#### [Atividades]
1. Quais nomes de pessoas aparecem no excerto? Liste todos.
2. Altere o excerto, trocando "imaginação" por "criatividade", e escreva de novo a parte que começa nas palavras "Figura 05: As crianças" e termina depois de "06: As crianças soltando a imaginação.".
3. Como fica em inglês esta frase do excerto: "Sílvia Mara Davies[6], que é uma grande pesquisadora das obras do João Sebastião, mostrou alguns trabalhos do artista e como que ele fazia para que tudo virasse ou nos remetesse a onça, em seguida todas as crianças usaram a imaginação que lhes é pertinente e através dos recortes que receberam criaram objetos e desenhos onde a onça também estava presente."?

═════ Excerto ═════

Sílvia Mara Davies[6], que é uma grande pesquisadora das obras do João Sebastião, mostrou alguns trabalhos do artista e como que ele fazia para que tudo virasse ou nos remetesse a onça, em seguida todas as crianças usaram a imaginação que lhes é pertinente e através dos recortes que receberam criaram objetos e desenhos onde a onça também estava presente. Deixando claro para elas que por meio da diversão seriam os artistas “crionças” daquela manhã.
Figura 05: As crianças soltando a imaginação.
Local: Escola E. M. Silva Freire, Cuiabá, 2016.
Fonte: Elaborada pela autora Anna Cristina Garcia e Silva

Figura 06: As crianças soltando a imaginação.
Local: Escola E. M. Silva Freire, Cuiabá, 2016.

═════ Dados registrados ═════

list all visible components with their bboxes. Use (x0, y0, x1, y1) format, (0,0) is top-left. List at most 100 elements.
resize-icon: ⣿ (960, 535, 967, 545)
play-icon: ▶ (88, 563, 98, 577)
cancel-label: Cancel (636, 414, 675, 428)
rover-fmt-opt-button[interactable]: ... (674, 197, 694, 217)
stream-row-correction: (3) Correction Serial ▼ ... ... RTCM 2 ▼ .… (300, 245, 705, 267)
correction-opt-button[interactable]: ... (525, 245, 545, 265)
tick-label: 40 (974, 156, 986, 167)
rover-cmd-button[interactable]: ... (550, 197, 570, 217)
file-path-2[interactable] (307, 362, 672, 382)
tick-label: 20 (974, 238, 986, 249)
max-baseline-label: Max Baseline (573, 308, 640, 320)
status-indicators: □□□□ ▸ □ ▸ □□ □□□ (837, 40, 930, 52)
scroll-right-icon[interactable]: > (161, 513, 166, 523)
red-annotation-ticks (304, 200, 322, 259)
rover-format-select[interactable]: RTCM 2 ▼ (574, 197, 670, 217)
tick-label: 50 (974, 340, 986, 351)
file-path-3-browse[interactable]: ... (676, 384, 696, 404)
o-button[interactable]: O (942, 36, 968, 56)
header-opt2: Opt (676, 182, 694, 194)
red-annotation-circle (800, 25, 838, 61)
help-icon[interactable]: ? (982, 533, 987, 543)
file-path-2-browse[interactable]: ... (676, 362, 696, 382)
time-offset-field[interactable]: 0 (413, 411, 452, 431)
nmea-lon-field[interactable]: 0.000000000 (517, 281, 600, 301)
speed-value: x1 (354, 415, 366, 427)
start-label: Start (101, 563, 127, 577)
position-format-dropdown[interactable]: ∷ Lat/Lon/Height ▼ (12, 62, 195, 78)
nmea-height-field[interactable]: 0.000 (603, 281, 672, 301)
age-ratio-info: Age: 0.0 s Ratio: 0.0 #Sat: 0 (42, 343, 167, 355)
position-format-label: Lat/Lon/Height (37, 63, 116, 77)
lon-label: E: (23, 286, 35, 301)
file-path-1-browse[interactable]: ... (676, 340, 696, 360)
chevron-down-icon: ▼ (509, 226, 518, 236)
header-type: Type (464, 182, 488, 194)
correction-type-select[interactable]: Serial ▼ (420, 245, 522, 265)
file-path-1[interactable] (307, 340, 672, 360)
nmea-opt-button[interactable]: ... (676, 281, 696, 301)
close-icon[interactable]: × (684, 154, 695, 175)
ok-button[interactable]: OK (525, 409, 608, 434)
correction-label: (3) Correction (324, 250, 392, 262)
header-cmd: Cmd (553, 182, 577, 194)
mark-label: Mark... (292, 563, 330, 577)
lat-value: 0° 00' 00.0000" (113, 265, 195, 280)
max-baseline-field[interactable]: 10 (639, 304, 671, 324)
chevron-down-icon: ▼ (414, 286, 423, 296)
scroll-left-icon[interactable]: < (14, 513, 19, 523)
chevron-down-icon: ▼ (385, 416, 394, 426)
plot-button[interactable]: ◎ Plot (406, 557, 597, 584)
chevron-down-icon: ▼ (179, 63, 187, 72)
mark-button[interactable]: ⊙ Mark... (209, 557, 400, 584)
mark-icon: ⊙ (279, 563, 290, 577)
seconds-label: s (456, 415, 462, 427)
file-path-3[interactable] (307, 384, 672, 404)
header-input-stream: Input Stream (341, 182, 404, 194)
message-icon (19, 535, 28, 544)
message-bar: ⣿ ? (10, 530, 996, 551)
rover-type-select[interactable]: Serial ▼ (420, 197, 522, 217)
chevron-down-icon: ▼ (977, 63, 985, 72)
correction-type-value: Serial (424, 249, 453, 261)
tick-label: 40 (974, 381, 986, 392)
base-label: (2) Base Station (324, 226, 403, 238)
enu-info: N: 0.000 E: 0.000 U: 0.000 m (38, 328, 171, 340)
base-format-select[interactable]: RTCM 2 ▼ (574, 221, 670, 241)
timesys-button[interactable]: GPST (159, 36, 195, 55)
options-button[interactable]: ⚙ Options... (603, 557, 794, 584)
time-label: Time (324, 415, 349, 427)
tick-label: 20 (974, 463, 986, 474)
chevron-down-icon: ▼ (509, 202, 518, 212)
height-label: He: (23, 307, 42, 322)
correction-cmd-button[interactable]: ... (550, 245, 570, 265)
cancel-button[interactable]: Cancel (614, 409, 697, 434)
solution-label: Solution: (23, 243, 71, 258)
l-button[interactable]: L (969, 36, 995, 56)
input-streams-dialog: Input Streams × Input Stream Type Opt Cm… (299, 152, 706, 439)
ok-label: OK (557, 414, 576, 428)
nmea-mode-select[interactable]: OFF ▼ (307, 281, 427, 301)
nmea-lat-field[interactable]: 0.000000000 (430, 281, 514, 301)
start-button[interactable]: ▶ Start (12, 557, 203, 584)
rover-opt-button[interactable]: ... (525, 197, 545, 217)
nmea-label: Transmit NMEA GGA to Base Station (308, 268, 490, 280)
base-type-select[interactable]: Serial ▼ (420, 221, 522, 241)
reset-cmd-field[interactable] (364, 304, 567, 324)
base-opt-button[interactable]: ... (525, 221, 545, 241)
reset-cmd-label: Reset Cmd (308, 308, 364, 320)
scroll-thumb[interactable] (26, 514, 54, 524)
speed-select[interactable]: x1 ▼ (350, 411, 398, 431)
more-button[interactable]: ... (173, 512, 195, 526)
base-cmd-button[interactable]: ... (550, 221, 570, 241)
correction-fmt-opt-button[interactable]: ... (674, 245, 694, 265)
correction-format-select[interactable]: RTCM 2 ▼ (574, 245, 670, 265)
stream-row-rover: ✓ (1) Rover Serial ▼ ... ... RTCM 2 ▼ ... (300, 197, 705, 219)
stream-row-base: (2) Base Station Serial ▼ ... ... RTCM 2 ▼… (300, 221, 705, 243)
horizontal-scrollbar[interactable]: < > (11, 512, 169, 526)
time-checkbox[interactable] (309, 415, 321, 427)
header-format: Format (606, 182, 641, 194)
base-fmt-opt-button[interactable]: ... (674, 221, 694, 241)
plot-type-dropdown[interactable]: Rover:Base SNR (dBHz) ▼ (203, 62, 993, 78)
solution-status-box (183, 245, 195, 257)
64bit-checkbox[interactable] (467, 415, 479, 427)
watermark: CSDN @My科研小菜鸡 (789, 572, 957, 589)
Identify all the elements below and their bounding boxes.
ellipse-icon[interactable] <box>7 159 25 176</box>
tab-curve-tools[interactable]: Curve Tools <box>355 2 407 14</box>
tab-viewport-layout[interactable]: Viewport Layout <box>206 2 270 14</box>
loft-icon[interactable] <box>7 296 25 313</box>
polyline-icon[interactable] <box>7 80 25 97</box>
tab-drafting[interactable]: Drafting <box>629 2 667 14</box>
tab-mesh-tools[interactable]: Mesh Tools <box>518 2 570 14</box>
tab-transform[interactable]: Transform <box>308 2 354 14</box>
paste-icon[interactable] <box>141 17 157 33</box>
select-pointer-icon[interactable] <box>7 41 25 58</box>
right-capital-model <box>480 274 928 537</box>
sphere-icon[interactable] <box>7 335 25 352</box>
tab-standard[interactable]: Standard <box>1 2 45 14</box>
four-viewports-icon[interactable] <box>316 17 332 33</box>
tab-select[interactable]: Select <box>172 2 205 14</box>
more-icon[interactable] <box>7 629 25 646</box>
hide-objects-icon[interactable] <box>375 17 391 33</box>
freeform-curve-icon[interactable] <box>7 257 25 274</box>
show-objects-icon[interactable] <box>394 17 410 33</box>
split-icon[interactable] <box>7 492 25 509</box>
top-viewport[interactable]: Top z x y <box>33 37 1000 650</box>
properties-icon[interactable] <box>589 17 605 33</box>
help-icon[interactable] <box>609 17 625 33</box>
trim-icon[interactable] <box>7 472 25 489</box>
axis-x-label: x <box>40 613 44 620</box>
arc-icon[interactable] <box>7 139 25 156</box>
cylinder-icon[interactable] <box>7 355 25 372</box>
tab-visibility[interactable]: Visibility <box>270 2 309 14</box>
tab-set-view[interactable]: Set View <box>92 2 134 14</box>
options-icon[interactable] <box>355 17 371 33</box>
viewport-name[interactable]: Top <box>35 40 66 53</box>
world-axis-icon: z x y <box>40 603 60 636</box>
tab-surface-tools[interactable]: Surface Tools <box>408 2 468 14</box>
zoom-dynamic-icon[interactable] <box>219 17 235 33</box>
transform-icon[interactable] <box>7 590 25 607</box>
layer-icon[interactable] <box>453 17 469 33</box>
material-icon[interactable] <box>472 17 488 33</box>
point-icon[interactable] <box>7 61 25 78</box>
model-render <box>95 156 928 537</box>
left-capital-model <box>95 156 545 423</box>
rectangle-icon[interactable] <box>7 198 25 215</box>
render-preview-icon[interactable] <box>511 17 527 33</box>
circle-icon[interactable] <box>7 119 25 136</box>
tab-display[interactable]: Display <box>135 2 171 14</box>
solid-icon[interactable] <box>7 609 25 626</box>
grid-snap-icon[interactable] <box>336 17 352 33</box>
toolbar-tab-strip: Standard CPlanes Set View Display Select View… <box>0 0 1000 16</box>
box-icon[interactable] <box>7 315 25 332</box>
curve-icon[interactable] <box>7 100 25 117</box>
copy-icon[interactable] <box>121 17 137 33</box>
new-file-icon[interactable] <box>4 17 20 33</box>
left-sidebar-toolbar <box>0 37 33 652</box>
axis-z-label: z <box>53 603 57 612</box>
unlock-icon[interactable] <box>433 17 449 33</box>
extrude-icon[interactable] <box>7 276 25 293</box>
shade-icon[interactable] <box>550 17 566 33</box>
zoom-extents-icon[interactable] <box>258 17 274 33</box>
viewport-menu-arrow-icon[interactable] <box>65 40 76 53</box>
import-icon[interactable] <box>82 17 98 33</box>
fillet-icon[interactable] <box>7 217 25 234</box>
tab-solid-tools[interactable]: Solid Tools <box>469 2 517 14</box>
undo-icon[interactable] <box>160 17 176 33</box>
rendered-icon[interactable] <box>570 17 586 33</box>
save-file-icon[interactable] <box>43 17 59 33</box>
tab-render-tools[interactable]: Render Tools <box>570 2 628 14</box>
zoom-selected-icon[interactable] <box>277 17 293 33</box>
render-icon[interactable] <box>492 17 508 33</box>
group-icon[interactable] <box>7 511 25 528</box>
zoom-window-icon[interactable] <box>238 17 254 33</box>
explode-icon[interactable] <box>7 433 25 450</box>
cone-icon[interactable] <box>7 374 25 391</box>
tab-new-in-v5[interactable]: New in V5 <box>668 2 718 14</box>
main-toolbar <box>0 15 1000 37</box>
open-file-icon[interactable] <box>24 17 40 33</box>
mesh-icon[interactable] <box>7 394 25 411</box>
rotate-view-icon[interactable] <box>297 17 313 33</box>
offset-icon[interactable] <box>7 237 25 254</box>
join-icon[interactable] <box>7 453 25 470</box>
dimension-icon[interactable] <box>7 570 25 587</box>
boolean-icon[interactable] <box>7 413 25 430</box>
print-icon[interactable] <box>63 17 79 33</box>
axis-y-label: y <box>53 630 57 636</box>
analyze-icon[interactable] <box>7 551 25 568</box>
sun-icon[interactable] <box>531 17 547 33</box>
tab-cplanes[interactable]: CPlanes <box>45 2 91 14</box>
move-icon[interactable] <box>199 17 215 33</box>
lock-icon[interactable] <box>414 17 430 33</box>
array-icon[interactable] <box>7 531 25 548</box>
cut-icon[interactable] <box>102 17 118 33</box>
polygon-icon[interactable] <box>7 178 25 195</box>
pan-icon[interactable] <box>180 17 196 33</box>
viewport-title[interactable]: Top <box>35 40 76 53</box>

═════

#### [Gabarito]
1. Sílvia Mara Davies, João Sebastião, Anna Cristina Garcia e Silva

2.
Figura 05: As crianças soltando a criatividade.
Local: Escola E. M. Silva Freire, Cuiabá, 2016.
Fonte: Elaborada pela autora Anna Cristina Garcia e Silva

Figura 06: As crianças soltando a criatividade.

3. Sílvia Mara Davies[6], who is a leading researcher of João Sebastião's works, showed some of the artist's pieces and how he made everything turn into or remind us of the jaguar; then all the children used the imagination that is natural to them and, with the cutouts they had received, created objects and drawings in which the jaguar was also present.